_Given exercise_
List all lines of the data that include the string "values".

** begin Records for processing **

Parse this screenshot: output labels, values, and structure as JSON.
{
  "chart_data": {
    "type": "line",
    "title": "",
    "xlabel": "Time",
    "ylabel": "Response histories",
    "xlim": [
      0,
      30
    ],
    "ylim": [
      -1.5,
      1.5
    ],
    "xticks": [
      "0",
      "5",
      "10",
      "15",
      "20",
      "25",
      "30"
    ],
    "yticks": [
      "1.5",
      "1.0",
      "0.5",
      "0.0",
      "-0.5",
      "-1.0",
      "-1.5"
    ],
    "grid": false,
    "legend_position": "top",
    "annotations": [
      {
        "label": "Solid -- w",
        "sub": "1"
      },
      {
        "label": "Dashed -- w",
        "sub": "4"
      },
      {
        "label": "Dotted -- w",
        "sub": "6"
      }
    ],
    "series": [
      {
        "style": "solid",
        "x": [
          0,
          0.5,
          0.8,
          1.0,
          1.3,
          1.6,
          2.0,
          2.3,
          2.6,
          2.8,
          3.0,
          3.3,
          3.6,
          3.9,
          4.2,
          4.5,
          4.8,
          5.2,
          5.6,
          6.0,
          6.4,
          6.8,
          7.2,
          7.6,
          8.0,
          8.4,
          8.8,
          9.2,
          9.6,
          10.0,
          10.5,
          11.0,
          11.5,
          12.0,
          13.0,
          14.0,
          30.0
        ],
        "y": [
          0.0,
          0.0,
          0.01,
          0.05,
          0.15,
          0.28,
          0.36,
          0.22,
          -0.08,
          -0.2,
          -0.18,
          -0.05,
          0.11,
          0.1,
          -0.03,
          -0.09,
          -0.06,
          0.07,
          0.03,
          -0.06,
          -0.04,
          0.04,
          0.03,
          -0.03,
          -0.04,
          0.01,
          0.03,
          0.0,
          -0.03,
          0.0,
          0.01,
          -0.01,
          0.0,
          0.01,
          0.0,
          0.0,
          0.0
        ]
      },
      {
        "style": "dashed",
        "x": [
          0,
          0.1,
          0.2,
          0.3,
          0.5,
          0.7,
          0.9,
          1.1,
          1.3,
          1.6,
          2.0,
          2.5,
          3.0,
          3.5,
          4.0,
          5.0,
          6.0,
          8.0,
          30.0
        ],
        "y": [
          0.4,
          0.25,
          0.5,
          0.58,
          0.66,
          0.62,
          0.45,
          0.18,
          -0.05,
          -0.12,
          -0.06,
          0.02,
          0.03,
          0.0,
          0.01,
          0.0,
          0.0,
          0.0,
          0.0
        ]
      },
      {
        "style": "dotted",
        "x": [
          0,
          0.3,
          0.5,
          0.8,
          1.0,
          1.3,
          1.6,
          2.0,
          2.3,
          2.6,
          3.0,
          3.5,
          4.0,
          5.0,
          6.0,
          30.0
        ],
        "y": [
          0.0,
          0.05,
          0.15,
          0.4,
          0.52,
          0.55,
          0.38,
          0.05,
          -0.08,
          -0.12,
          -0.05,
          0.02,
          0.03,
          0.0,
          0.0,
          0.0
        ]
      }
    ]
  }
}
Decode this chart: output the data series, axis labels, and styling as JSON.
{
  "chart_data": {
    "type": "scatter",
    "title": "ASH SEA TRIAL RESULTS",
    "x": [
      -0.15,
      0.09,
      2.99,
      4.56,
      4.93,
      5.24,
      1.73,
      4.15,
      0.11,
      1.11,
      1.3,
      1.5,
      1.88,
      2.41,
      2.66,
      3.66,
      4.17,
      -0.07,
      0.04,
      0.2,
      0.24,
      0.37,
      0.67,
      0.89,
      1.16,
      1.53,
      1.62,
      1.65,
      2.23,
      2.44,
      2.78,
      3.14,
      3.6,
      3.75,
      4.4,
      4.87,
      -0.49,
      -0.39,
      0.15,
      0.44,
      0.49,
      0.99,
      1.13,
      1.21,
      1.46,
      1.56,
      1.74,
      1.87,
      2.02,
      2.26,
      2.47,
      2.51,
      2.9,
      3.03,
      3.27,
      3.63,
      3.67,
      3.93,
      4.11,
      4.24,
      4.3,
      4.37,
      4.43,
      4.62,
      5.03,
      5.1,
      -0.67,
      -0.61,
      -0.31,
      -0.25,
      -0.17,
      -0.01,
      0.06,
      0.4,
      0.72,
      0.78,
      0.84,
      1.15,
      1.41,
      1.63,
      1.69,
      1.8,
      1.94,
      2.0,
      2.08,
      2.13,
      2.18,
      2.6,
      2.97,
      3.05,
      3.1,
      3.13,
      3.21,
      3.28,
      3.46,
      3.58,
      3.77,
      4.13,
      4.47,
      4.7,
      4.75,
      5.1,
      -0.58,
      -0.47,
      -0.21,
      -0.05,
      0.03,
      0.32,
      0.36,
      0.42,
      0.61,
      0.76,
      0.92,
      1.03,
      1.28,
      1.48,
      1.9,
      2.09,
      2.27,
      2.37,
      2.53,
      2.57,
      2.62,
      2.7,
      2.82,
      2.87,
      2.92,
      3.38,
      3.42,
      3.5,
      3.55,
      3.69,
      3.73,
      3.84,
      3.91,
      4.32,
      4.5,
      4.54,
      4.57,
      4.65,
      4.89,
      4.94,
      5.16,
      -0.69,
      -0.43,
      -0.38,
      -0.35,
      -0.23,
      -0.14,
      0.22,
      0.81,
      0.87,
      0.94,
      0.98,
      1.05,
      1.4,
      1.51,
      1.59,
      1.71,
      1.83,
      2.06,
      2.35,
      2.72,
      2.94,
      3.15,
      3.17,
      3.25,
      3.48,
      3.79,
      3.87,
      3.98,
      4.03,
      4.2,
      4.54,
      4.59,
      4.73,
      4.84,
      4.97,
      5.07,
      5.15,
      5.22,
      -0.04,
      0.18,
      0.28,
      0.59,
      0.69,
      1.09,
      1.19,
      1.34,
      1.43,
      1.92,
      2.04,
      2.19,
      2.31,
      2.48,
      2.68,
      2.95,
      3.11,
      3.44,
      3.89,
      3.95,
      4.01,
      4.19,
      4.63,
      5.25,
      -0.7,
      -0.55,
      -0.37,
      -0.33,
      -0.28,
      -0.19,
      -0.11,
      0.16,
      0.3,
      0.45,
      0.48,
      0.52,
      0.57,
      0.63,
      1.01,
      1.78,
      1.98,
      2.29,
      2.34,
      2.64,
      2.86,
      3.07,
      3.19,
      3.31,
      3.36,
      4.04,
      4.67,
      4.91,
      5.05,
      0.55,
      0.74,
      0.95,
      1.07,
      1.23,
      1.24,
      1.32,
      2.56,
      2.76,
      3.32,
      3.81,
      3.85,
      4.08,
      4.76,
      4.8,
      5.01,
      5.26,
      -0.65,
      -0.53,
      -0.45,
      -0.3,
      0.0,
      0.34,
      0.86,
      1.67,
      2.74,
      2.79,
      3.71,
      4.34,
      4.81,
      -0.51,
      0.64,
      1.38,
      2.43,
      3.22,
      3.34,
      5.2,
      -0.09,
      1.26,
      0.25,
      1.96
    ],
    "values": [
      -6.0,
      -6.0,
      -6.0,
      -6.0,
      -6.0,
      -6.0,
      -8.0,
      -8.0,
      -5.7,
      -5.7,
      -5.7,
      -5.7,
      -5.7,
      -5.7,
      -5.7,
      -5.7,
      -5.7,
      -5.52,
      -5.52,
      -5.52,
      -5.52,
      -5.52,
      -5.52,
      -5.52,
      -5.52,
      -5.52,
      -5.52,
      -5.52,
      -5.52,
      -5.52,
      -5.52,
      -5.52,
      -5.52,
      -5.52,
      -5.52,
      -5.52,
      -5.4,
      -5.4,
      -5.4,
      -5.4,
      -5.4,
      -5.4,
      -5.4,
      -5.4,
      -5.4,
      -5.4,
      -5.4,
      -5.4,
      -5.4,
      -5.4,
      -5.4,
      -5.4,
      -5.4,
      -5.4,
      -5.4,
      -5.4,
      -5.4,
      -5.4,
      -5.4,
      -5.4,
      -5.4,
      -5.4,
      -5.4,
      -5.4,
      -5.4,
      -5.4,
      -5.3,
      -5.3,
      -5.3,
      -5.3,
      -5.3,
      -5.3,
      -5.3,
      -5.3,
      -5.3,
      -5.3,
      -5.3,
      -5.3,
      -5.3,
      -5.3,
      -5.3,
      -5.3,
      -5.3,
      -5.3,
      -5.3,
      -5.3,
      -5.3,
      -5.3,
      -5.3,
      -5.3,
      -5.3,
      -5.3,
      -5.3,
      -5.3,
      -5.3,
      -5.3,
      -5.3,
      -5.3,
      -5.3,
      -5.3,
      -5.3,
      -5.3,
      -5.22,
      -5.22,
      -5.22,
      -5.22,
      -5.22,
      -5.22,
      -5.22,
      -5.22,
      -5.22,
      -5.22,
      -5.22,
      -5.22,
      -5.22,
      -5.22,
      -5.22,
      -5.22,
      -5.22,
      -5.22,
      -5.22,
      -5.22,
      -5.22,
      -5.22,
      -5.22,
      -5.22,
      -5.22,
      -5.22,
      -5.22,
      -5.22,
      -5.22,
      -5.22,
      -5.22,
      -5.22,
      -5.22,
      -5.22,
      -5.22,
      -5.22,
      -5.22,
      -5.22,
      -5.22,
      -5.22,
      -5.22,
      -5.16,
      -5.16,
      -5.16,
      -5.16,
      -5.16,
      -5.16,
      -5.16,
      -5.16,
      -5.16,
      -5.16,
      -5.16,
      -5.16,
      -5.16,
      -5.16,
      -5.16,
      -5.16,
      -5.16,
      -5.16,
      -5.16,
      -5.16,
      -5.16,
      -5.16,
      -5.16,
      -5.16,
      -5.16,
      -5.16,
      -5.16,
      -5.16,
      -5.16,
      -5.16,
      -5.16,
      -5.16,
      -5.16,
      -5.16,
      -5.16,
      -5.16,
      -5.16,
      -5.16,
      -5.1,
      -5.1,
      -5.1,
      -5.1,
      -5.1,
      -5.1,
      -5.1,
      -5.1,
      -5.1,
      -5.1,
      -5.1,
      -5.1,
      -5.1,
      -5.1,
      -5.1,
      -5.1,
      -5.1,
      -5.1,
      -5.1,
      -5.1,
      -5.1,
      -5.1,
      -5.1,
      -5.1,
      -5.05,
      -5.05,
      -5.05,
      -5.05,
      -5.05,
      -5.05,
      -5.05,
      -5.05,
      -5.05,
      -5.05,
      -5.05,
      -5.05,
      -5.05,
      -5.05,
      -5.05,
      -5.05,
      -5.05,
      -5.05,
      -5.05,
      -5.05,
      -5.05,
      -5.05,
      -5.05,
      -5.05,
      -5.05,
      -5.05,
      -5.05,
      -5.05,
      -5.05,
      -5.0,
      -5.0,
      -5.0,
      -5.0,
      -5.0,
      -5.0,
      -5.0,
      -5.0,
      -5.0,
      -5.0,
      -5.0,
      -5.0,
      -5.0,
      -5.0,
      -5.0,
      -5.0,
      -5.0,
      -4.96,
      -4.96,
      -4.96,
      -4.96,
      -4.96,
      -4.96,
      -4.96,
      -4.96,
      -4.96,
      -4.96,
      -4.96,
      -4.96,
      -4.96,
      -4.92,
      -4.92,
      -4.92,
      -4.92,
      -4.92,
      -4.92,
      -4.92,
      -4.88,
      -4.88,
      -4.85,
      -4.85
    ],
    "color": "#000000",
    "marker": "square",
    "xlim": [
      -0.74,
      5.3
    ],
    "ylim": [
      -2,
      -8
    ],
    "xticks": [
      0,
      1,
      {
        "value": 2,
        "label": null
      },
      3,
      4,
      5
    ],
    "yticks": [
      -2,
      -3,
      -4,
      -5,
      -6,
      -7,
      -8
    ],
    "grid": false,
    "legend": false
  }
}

** end Records for processing **

_Full solution_
Parse this screenshot: output labels, values, and structure as JSON.
    "values": [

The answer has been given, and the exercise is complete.